[SHORT TASK]
Please reproduce the entries below, changing every "h:m:s" to "hh:mm:ss" and leaving all else unchanged.

═══ GIVEN DATA

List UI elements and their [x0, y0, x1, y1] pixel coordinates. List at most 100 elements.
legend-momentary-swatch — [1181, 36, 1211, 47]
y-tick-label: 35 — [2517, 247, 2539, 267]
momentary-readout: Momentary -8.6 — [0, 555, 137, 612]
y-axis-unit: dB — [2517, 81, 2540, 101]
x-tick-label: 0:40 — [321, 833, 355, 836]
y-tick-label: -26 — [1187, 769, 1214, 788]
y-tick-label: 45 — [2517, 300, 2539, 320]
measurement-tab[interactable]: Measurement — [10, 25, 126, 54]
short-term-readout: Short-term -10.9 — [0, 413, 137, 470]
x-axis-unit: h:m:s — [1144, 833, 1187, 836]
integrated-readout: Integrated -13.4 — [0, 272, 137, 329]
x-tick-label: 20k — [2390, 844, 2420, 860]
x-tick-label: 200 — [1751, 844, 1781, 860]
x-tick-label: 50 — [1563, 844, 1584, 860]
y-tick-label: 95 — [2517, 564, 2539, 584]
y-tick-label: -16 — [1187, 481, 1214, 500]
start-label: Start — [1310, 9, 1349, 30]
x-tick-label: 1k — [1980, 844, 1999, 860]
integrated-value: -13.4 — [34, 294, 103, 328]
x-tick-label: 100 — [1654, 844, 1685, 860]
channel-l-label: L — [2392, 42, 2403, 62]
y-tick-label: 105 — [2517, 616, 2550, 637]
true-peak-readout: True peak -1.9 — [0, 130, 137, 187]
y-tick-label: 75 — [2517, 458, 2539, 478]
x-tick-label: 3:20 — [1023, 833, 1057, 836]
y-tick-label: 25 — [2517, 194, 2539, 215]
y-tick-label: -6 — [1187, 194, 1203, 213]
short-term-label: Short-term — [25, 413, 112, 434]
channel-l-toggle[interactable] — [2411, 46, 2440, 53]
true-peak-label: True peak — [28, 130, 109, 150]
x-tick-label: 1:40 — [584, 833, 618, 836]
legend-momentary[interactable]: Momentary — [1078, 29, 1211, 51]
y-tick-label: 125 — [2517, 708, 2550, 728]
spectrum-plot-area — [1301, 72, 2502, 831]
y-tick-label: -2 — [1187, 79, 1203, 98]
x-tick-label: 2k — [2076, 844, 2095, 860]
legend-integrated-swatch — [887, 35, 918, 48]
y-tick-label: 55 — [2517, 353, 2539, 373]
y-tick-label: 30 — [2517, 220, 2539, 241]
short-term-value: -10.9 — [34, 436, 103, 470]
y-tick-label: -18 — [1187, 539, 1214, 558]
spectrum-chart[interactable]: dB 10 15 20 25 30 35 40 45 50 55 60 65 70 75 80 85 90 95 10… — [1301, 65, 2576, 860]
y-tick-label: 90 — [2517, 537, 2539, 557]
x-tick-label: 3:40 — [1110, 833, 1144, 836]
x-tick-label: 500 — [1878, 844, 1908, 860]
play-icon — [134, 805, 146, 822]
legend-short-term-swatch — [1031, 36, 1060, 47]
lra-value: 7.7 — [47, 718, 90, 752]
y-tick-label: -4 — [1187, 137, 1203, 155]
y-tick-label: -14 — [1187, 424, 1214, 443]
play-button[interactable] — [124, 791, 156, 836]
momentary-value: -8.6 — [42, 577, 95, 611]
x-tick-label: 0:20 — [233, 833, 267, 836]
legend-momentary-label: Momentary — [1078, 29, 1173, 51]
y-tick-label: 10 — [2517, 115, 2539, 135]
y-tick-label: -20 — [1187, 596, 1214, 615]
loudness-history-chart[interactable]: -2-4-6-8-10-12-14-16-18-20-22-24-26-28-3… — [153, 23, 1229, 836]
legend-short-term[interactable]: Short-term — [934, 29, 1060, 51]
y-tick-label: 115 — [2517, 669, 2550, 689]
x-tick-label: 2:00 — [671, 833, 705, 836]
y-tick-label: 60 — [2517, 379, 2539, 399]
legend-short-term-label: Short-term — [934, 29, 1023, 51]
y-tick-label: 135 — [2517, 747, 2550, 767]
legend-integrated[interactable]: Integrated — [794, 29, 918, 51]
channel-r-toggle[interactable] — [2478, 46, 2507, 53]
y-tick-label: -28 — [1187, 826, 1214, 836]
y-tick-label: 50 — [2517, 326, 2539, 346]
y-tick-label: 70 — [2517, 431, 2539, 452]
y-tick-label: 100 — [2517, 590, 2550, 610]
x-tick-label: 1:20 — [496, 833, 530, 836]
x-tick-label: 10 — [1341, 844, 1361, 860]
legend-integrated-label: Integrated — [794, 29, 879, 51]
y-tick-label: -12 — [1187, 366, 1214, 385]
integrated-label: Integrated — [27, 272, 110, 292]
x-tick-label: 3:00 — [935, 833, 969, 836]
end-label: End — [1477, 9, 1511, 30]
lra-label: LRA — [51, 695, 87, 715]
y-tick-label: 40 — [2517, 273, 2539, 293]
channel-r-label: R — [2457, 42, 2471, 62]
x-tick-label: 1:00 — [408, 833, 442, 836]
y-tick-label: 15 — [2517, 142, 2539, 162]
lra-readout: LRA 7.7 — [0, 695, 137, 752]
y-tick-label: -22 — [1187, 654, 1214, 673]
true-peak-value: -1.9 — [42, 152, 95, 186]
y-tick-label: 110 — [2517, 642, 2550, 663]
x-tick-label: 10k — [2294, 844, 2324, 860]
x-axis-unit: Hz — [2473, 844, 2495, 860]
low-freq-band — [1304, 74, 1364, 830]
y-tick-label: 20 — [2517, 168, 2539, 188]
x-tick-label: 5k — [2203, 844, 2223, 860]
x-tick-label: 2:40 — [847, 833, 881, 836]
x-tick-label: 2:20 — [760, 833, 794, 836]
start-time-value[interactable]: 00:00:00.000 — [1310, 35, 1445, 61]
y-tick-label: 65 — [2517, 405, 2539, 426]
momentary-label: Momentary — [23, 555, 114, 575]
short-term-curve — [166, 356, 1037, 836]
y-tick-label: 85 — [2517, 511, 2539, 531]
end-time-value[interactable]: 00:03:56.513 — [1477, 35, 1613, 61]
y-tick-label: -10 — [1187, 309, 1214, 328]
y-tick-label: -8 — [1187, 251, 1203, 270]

══════

[SOLUTION FOR THIS EXERCISE]
List UI elements and their [x0, y0, x1, y1] pixel coordinates. List at most 100 elements.
legend-momentary-swatch — [1181, 36, 1211, 47]
y-tick-label: 35 — [2517, 247, 2539, 267]
momentary-readout: Momentary -8.6 — [0, 555, 137, 612]
y-axis-unit: dB — [2517, 81, 2540, 101]
x-tick-label: 0:40 — [321, 833, 355, 836]
y-tick-label: -26 — [1187, 769, 1214, 788]
y-tick-label: 45 — [2517, 300, 2539, 320]
measurement-tab[interactable]: Measurement — [10, 25, 126, 54]
short-term-readout: Short-term -10.9 — [0, 413, 137, 470]
x-axis-unit: hh:mm:ss — [1144, 833, 1187, 836]
integrated-readout: Integrated -13.4 — [0, 272, 137, 329]
x-tick-label: 20k — [2390, 844, 2420, 860]
x-tick-label: 200 — [1751, 844, 1781, 860]
x-tick-label: 50 — [1563, 844, 1584, 860]
y-tick-label: 95 — [2517, 564, 2539, 584]
y-tick-label: -16 — [1187, 481, 1214, 500]
start-label: Start — [1310, 9, 1349, 30]
x-tick-label: 1k — [1980, 844, 1999, 860]
integrated-value: -13.4 — [34, 294, 103, 328]
x-tick-label: 100 — [1654, 844, 1685, 860]
channel-l-label: L — [2392, 42, 2403, 62]
y-tick-label: 105 — [2517, 616, 2550, 637]
true-peak-readout: True peak -1.9 — [0, 130, 137, 187]
y-tick-label: 75 — [2517, 458, 2539, 478]
x-tick-label: 3:20 — [1023, 833, 1057, 836]
y-tick-label: 25 — [2517, 194, 2539, 215]
y-tick-label: -6 — [1187, 194, 1203, 213]
short-term-label: Short-term — [25, 413, 112, 434]
channel-l-toggle[interactable] — [2411, 46, 2440, 53]
true-peak-label: True peak — [28, 130, 109, 150]
x-tick-label: 1:40 — [584, 833, 618, 836]
legend-momentary[interactable]: Momentary — [1078, 29, 1211, 51]
y-tick-label: 125 — [2517, 708, 2550, 728]
spectrum-plot-area — [1301, 72, 2502, 831]
y-tick-label: -2 — [1187, 79, 1203, 98]
x-tick-label: 2k — [2076, 844, 2095, 860]
legend-integrated-swatch — [887, 35, 918, 48]
y-tick-label: 55 — [2517, 353, 2539, 373]
y-tick-label: 30 — [2517, 220, 2539, 241]
short-term-value: -10.9 — [34, 436, 103, 470]
y-tick-label: -18 — [1187, 539, 1214, 558]
spectrum-chart[interactable]: dB 10 15 20 25 30 35 40 45 50 55 60 65 70 75 80 85 90 95 10… — [1301, 65, 2576, 860]
y-tick-label: 90 — [2517, 537, 2539, 557]
x-tick-label: 3:40 — [1110, 833, 1144, 836]
x-tick-label: 500 — [1878, 844, 1908, 860]
play-icon — [134, 805, 146, 822]
legend-short-term-swatch — [1031, 36, 1060, 47]
lra-value: 7.7 — [47, 718, 90, 752]
y-tick-label: -4 — [1187, 137, 1203, 155]
y-tick-label: -14 — [1187, 424, 1214, 443]
play-button[interactable] — [124, 791, 156, 836]
momentary-value: -8.6 — [42, 577, 95, 611]
x-tick-label: 0:20 — [233, 833, 267, 836]
legend-momentary-label: Momentary — [1078, 29, 1173, 51]
y-tick-label: 10 — [2517, 115, 2539, 135]
y-tick-label: -20 — [1187, 596, 1214, 615]
loudness-history-chart[interactable]: -2-4-6-8-10-12-14-16-18-20-22-24-26-28-3… — [153, 23, 1229, 836]
legend-short-term[interactable]: Short-term — [934, 29, 1060, 51]
y-tick-label: 115 — [2517, 669, 2550, 689]
x-tick-label: 2:00 — [671, 833, 705, 836]
y-tick-label: 60 — [2517, 379, 2539, 399]
legend-short-term-label: Short-term — [934, 29, 1023, 51]
y-tick-label: 135 — [2517, 747, 2550, 767]
legend-integrated[interactable]: Integrated — [794, 29, 918, 51]
channel-r-toggle[interactable] — [2478, 46, 2507, 53]
y-tick-label: -28 — [1187, 826, 1214, 836]
y-tick-label: 50 — [2517, 326, 2539, 346]
y-tick-label: 70 — [2517, 431, 2539, 452]
y-tick-label: 100 — [2517, 590, 2550, 610]
x-tick-label: 1:20 — [496, 833, 530, 836]
x-tick-label: 10 — [1341, 844, 1361, 860]
legend-integrated-label: Integrated — [794, 29, 879, 51]
y-tick-label: -12 — [1187, 366, 1214, 385]
integrated-label: Integrated — [27, 272, 110, 292]
x-tick-label: 3:00 — [935, 833, 969, 836]
end-label: End — [1477, 9, 1511, 30]
lra-label: LRA — [51, 695, 87, 715]
y-tick-label: 40 — [2517, 273, 2539, 293]
channel-r-label: R — [2457, 42, 2471, 62]
x-tick-label: 1:00 — [408, 833, 442, 836]
y-tick-label: 15 — [2517, 142, 2539, 162]
lra-readout: LRA 7.7 — [0, 695, 137, 752]
y-tick-label: -22 — [1187, 654, 1214, 673]
true-peak-value: -1.9 — [42, 152, 95, 186]
y-tick-label: 110 — [2517, 642, 2550, 663]
x-tick-label: 10k — [2294, 844, 2324, 860]
x-axis-unit: Hz — [2473, 844, 2495, 860]
low-freq-band — [1304, 74, 1364, 830]
y-tick-label: 20 — [2517, 168, 2539, 188]
x-tick-label: 5k — [2203, 844, 2223, 860]
x-tick-label: 2:40 — [847, 833, 881, 836]
x-tick-label: 2:20 — [760, 833, 794, 836]
start-time-value[interactable]: 00:00:00.000 — [1310, 35, 1445, 61]
y-tick-label: 65 — [2517, 405, 2539, 426]
momentary-label: Momentary — [23, 555, 114, 575]
short-term-curve — [166, 356, 1037, 836]
y-tick-label: 85 — [2517, 511, 2539, 531]
end-time-value[interactable]: 00:03:56.513 — [1477, 35, 1613, 61]
y-tick-label: -10 — [1187, 309, 1214, 328]
y-tick-label: -8 — [1187, 251, 1203, 270]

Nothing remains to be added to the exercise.